GOAL:
Pull every "college" line out of the data below.

EXCERPTED DATA:

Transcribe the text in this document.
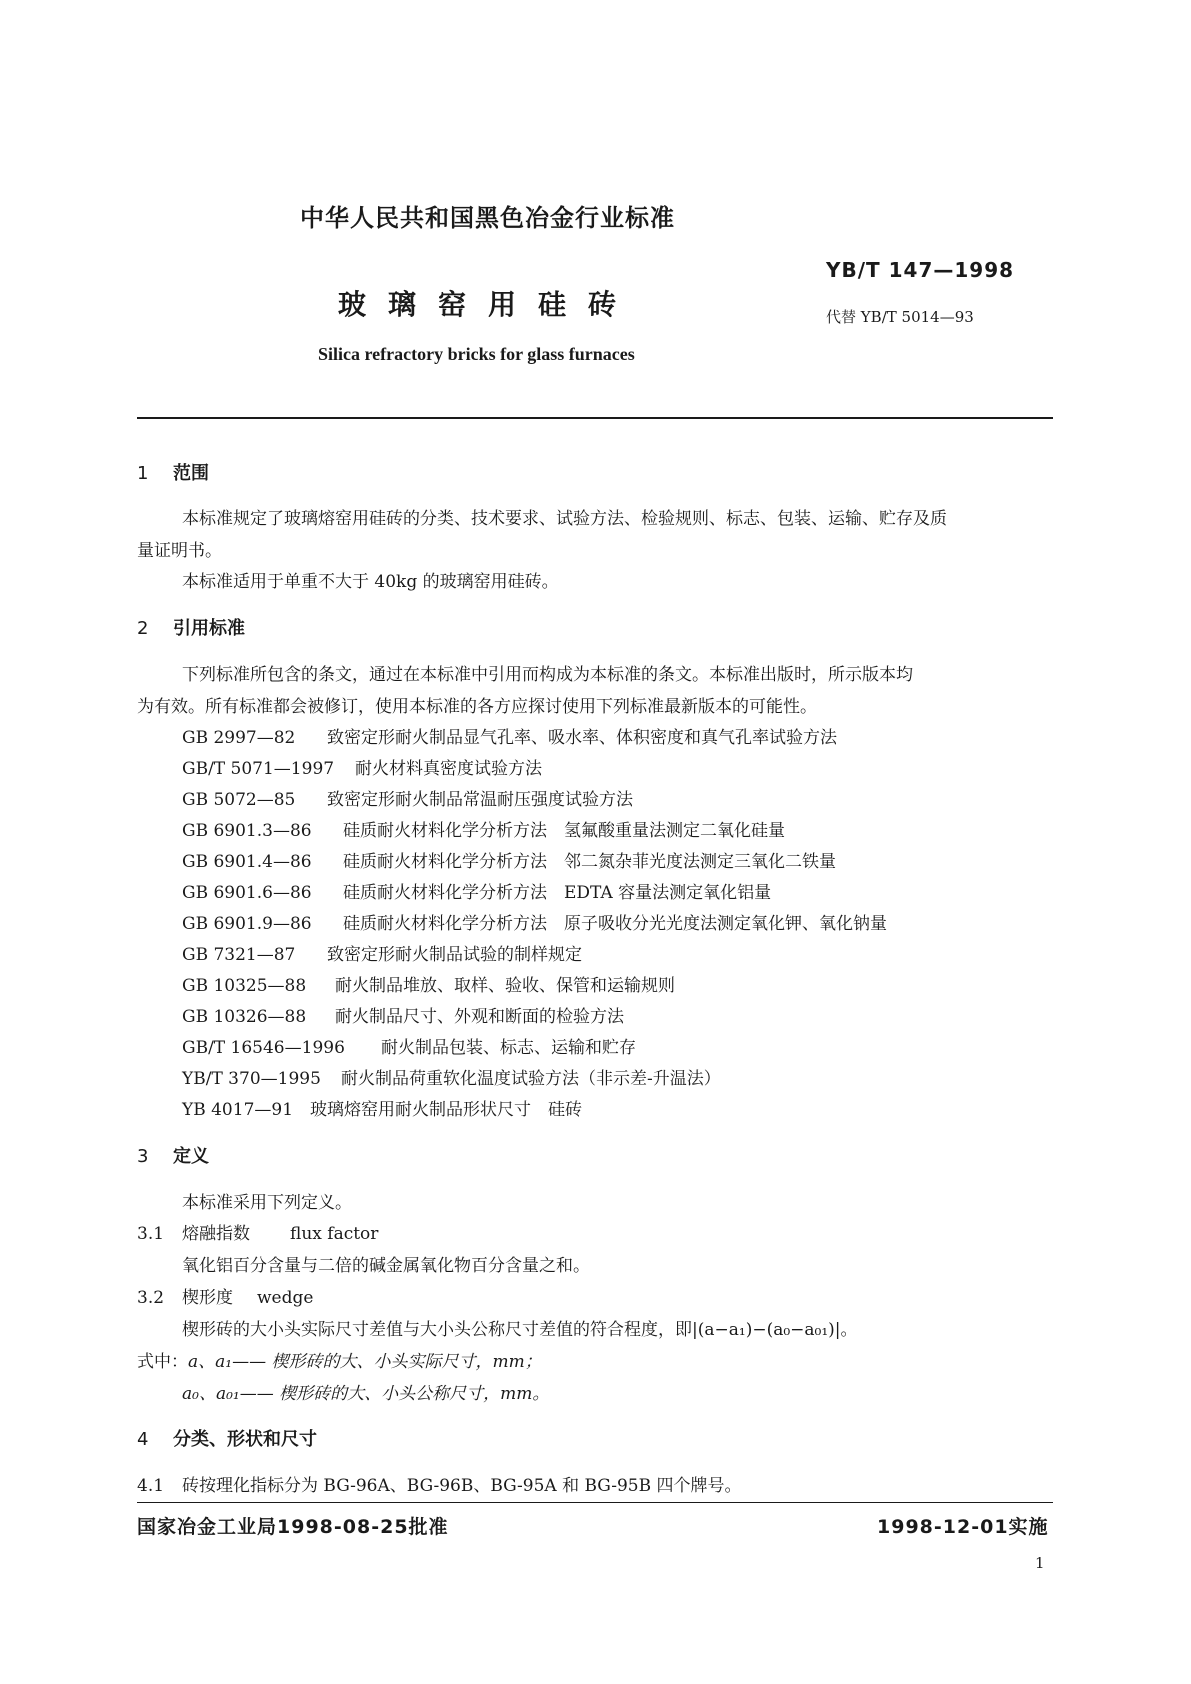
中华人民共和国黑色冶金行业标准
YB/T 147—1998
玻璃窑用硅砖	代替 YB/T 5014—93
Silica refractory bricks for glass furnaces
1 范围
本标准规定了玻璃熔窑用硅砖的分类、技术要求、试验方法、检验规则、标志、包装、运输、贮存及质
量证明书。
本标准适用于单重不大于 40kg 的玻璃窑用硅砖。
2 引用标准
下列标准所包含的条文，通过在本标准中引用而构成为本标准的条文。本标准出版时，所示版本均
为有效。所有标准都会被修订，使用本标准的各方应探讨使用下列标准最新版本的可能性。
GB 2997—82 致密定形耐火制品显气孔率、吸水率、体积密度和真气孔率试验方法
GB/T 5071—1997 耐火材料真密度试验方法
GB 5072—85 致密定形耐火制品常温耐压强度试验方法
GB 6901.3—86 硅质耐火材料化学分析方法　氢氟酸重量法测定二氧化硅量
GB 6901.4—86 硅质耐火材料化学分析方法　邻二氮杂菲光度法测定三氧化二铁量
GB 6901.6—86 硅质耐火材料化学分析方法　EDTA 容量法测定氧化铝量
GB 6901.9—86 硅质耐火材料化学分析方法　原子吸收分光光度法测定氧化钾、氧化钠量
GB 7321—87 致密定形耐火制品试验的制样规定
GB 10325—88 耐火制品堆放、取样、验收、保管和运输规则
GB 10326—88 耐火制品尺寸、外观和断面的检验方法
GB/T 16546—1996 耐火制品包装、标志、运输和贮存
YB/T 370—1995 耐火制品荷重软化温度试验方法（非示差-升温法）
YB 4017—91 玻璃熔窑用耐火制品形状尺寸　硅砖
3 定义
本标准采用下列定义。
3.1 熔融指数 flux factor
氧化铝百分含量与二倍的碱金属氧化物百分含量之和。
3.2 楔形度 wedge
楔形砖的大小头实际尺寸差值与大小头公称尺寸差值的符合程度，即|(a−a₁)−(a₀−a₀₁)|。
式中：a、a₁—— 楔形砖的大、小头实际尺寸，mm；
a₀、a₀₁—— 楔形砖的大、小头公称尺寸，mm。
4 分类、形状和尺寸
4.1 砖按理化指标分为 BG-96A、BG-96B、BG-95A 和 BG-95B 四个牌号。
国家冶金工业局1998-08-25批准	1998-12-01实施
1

...

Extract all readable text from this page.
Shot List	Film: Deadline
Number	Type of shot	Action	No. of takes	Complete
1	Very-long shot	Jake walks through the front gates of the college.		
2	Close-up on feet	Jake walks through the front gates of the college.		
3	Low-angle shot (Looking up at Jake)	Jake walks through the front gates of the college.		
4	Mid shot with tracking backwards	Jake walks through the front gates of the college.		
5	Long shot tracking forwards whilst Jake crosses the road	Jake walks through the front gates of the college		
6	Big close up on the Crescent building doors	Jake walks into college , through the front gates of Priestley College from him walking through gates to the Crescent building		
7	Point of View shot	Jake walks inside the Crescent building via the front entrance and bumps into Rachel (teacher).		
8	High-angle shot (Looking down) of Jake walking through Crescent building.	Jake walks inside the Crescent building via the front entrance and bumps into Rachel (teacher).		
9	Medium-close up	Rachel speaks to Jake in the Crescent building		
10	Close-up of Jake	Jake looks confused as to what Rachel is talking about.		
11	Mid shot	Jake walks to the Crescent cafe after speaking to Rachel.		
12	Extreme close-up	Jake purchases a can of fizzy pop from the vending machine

THE REPLY:
1	Very-long shot	Jake walks through the front gates of the college.		
2	Close-up on feet	Jake walks through the front gates of the college.		
3	Low-angle shot (Looking up at Jake)	Jake walks through the front gates of the college.		
4	Mid shot with tracking backwards	Jake walks through the front gates of the college.		
5	Long shot tracking forwards whilst Jake crosses the road	Jake walks through the front gates of the college		
6	Big close up on the Crescent building doors	Jake walks into college , through the front gates of Priestley College from him walking through gates to the Crescent building		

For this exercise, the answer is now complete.